▶ DATA SHOWN:
◇ ◇ ◇ ◇

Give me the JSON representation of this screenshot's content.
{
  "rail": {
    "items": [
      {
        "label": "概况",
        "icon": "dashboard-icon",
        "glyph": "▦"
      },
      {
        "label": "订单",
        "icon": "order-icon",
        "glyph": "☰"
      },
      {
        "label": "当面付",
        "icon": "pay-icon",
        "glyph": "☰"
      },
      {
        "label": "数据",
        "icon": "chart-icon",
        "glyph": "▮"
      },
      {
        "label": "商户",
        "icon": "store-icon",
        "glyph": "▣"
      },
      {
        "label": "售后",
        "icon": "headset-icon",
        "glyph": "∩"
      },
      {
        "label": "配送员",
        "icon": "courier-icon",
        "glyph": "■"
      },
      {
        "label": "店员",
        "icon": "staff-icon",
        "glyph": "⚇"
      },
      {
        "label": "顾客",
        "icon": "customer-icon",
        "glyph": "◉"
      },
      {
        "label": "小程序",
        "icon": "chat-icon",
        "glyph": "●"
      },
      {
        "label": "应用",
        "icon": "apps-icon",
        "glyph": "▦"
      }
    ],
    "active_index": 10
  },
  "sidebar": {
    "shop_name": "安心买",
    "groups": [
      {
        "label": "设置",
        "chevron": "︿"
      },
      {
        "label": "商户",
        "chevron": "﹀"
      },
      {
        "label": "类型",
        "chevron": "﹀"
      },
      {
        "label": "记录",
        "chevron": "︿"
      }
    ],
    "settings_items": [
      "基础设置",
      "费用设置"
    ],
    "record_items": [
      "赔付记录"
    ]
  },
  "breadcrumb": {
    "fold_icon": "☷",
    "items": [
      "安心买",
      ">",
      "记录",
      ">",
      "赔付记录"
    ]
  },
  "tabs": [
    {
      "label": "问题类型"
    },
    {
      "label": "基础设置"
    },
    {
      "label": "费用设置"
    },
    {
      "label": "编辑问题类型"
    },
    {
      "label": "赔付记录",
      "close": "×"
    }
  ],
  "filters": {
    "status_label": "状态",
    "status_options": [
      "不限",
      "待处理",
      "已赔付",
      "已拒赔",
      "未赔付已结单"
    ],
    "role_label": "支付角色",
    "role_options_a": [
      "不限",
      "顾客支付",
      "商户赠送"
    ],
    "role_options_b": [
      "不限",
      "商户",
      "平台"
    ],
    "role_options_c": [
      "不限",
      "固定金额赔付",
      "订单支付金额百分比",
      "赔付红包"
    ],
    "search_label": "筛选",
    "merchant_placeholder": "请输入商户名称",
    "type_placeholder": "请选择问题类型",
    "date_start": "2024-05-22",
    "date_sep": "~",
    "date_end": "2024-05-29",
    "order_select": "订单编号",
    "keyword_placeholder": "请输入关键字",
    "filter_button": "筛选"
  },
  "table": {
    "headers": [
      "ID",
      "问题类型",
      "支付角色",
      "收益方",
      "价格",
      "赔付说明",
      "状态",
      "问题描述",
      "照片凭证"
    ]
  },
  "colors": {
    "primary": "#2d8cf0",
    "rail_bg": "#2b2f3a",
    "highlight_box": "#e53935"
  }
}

◇ ◇ ◇ ◇

▶ PROMPT: Copy out all the entries shown above, character for character.

▶ EXERCISE RESULT:
Give me the JSON representation of this screenshot's content.
{
  "rail": {
    "items": [
      {
        "label": "概况",
        "icon": "dashboard-icon",
        "glyph": "▦"
      },
      {
        "label": "订单",
        "icon": "order-icon",
        "glyph": "☰"
      },
      {
        "label": "当面付",
        "icon": "pay-icon",
        "glyph": "☰"
      },
      {
        "label": "数据",
        "icon": "chart-icon",
        "glyph": "▮"
      },
      {
        "label": "商户",
        "icon": "store-icon",
        "glyph": "▣"
      },
      {
        "label": "售后",
        "icon": "headset-icon",
        "glyph": "∩"
      },
      {
        "label": "配送员",
        "icon": "courier-icon",
        "glyph": "■"
      },
      {
        "label": "店员",
        "icon": "staff-icon",
        "glyph": "⚇"
      },
      {
        "label": "顾客",
        "icon": "customer-icon",
        "glyph": "◉"
      },
      {
        "label": "小程序",
        "icon": "chat-icon",
        "glyph": "●"
      },
      {
        "label": "应用",
        "icon": "apps-icon",
        "glyph": "▦"
      }
    ],
    "active_index": 10
  },
  "sidebar": {
    "shop_name": "安心买",
    "groups": [
      {
        "label": "设置",
        "chevron": "︿"
      },
      {
        "label": "商户",
        "chevron": "﹀"
      },
      {
        "label": "类型",
        "chevron": "﹀"
      },
      {
        "label": "记录",
        "chevron": "︿"
      }
    ],
    "settings_items": [
      "基础设置",
      "费用设置"
    ],
    "record_items": [
      "赔付记录"
    ]
  },
  "breadcrumb": {
    "fold_icon": "☷",
    "items": [
      "安心买",
      ">",
      "记录",
      ">",
      "赔付记录"
    ]
  },
  "tabs": [
    {
      "label": "问题类型"
    },
    {
      "label": "基础设置"
    },
    {
      "label": "费用设置"
    },
    {
      "label": "编辑问题类型"
    },
    {
      "label": "赔付记录",
      "close": "×"
    }
  ],
  "filters": {
    "status_label": "状态",
    "status_options": [
      "不限",
      "待处理",
      "已赔付",
      "已拒赔",
      "未赔付已结单"
    ],
    "role_label": "支付角色",
    "role_options_a": [
      "不限",
      "顾客支付",
      "商户赠送"
    ],
    "role_options_b": [
      "不限",
      "商户",
      "平台"
    ],
    "role_options_c": [
      "不限",
      "固定金额赔付",
      "订单支付金额百分比",
      "赔付红包"
    ],
    "search_label": "筛选",
    "merchant_placeholder": "请输入商户名称",
    "type_placeholder": "请选择问题类型",
    "date_start": "2024-05-22",
    "date_sep": "~",
    "date_end": "2024-05-29",
    "order_select": "订单编号",
    "keyword_placeholder": "请输入关键字",
    "filter_button": "筛选"
  },
  "table": {
    "headers": [
      "ID",
      "问题类型",
      "支付角色",
      "收益方",
      "价格",
      "赔付说明",
      "状态",
      "问题描述",
      "照片凭证"
    ]
  },
  "colors": {
    "primary": "#2d8cf0",
    "rail_bg": "#2b2f3a",
    "highlight_box": "#e53935"
  }
}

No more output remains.